- WHAT IS NEEDED: Copy out lines with the word "title" from the material that follows.

--- START OF DATA RECORDS ---

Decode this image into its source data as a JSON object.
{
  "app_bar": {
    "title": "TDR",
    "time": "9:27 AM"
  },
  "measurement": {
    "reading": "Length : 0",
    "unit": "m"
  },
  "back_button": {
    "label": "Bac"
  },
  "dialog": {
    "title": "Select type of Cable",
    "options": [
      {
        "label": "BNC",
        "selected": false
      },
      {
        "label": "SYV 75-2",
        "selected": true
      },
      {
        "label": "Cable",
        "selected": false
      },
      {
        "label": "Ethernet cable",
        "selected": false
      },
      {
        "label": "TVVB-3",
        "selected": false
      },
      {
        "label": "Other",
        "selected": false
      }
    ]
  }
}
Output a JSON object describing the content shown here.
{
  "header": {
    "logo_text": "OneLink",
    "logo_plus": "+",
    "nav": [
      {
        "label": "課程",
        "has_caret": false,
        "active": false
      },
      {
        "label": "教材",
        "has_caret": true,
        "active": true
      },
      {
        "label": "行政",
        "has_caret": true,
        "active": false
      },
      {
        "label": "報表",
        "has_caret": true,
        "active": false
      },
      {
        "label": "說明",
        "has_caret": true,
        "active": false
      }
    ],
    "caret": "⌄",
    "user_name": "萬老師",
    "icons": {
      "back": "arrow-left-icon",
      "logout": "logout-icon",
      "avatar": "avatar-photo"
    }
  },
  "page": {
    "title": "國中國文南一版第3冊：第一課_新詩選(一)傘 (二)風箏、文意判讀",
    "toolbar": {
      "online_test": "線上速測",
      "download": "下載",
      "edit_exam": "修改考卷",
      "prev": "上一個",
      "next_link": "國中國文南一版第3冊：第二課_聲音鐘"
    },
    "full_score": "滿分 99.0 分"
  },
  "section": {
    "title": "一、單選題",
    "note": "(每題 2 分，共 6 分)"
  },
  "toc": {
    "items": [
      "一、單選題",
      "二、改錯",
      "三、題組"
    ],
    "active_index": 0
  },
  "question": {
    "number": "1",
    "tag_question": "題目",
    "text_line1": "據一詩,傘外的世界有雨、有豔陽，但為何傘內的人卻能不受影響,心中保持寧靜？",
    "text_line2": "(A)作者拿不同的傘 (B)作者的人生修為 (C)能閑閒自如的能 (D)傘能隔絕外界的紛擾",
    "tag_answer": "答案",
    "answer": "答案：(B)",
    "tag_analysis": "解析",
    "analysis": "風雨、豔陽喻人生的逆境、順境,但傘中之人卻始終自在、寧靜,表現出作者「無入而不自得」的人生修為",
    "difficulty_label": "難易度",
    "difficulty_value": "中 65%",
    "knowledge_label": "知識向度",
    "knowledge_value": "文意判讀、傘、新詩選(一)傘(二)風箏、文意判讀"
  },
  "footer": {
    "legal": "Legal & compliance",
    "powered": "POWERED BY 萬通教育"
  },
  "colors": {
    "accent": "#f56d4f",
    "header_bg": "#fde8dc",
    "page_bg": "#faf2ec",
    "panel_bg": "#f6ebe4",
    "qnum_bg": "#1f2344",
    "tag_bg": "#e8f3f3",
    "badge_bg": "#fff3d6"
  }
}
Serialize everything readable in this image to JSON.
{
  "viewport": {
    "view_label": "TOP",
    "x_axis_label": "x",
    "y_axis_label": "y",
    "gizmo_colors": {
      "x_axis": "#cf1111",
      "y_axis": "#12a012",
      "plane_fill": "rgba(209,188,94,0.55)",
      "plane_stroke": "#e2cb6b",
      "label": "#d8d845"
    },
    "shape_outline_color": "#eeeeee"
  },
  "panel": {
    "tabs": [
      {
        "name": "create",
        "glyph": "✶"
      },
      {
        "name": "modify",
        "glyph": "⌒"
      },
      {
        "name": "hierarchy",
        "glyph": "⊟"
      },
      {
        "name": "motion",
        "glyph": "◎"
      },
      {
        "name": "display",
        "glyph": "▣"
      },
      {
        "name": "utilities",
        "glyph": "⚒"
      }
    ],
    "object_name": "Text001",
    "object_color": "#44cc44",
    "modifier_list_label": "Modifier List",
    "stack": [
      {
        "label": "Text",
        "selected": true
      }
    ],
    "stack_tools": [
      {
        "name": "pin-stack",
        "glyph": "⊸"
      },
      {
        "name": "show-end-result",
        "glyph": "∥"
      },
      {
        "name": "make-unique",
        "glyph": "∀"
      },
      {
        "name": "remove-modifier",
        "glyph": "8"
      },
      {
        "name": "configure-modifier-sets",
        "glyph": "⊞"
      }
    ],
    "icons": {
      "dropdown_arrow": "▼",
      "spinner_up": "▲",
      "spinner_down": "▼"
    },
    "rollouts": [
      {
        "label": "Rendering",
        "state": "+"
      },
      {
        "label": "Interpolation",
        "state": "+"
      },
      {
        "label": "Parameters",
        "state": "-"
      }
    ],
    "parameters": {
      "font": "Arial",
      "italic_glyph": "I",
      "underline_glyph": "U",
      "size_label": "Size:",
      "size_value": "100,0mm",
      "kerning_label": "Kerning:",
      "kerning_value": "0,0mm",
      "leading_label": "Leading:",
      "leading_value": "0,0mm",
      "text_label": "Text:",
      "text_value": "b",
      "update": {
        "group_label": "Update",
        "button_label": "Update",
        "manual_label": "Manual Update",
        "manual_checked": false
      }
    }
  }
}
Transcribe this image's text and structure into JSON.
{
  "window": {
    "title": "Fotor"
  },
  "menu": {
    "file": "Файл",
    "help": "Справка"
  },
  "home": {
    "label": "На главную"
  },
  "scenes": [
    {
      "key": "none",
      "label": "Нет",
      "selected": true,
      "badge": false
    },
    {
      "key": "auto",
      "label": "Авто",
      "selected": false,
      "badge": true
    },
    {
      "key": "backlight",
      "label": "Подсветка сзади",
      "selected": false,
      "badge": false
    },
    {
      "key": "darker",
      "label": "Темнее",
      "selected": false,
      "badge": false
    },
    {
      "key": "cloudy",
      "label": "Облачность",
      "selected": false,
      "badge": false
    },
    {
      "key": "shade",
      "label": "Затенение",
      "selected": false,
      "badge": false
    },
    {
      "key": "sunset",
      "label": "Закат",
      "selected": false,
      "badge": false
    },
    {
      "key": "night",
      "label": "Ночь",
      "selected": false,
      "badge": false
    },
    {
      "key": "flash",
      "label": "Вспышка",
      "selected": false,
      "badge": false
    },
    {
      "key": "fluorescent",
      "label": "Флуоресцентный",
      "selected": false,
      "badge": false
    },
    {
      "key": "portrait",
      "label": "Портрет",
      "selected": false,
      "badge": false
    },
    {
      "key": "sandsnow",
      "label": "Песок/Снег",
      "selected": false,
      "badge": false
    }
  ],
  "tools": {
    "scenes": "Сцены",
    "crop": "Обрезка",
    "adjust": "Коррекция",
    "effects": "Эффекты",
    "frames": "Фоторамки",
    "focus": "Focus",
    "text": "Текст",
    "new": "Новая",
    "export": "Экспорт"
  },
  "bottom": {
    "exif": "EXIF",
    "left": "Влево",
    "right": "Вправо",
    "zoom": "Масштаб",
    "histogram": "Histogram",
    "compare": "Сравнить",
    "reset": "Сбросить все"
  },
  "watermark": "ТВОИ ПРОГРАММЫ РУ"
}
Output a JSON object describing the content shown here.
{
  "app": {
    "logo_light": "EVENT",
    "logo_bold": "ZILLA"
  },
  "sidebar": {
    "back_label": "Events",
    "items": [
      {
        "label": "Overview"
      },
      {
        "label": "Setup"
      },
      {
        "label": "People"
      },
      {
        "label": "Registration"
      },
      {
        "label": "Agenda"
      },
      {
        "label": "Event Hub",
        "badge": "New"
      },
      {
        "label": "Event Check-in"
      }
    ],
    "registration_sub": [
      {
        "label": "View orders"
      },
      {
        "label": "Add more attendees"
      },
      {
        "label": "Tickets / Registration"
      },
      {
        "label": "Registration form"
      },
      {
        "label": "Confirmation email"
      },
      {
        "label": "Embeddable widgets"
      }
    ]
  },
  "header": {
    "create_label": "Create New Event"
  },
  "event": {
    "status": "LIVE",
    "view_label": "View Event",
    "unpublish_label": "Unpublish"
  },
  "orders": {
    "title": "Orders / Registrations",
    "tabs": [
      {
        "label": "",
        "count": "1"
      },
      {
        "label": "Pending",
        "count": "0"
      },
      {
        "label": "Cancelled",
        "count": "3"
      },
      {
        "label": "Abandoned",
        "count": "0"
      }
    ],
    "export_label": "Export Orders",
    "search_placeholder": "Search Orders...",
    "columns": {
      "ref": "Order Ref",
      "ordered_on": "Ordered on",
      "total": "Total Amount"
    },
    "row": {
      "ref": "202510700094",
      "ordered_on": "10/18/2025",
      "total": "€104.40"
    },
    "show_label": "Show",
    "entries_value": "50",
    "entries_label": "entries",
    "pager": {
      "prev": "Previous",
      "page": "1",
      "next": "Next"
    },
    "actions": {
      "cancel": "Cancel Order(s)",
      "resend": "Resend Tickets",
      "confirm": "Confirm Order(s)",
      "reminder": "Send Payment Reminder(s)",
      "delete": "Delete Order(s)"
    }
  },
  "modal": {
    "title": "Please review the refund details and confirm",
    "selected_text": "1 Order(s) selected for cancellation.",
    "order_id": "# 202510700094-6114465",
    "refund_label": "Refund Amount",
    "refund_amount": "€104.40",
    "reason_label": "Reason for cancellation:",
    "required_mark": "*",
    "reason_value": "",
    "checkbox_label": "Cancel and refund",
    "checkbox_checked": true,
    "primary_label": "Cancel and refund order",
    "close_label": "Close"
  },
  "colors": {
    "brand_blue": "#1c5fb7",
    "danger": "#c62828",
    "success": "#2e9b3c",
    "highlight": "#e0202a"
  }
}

--- END OF DATA RECORDS ---

- COMPLETE ANSWER:
    "title": "TDR",
    "title": "Select type of Cable",
    "title": "國中國文南一版第3冊：第一課_新詩選(一)傘 (二)風箏、文意判讀",
    "title": "一、單選題",
    "title": "Fotor"
    "title": "Orders / Registrations",
    "title": "Please review the refund details and confirm",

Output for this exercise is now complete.